● **EXERCISE PROMPT**
Repeat the records word for word, excluding any picture.
★ ★ ★ ★ ★ ★ ★
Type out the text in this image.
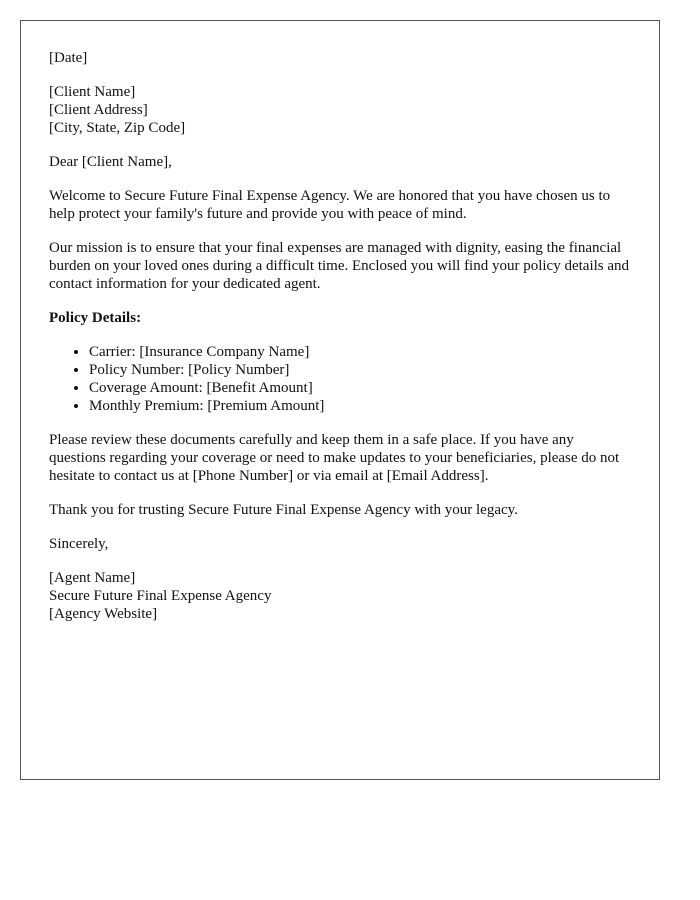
[Date]

[Client Name]
[Client Address]
[City, State, Zip Code]

Dear [Client Name],

Welcome to Secure Future Final Expense Agency. We are honored that you have chosen us to help protect your family's future and provide you with peace of mind.

Our mission is to ensure that your final expenses are managed with dignity, easing the financial burden on your loved ones during a difficult time. Enclosed you will find your policy details and contact information for your dedicated agent.

Policy Details:

• Carrier: [Insurance Company Name]
• Policy Number: [Policy Number]
• Coverage Amount: [Benefit Amount]
• Monthly Premium: [Premium Amount]

Please review these documents carefully and keep them in a safe place. If you have any questions regarding your coverage or need to make updates to your beneficiaries, please do not hesitate to contact us at [Phone Number] or via email at [Email Address].

Thank you for trusting Secure Future Final Expense Agency with your legacy.

Sincerely,

[Agent Name]
Secure Future Final Expense Agency
[Agency Website]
★ ★ ★ ★ ★ ★ ★
● **SOLUTION TO THIS TASK**
Type out the text in this image.
[Date]

[Client Name]
[Client Address]
[City, State, Zip Code]

Dear [Client Name],

Welcome to Secure Future Final Expense Agency. We are honored that you have chosen us to help protect your family's future and provide you with peace of mind.

Our mission is to ensure that your final expenses are managed with dignity, easing the financial burden on your loved ones during a difficult time. Enclosed you will find your policy details and contact information for your dedicated agent.

Policy Details:

• Carrier: [Insurance Company Name]
• Policy Number: [Policy Number]
• Coverage Amount: [Benefit Amount]
• Monthly Premium: [Premium Amount]

Please review these documents carefully and keep them in a safe place. If you have any questions regarding your coverage or need to make updates to your beneficiaries, please do not hesitate to contact us at [Phone Number] or via email at [Email Address].

Thank you for trusting Secure Future Final Expense Agency with your legacy.

Sincerely,

[Agent Name]
Secure Future Final Expense Agency
[Agency Website]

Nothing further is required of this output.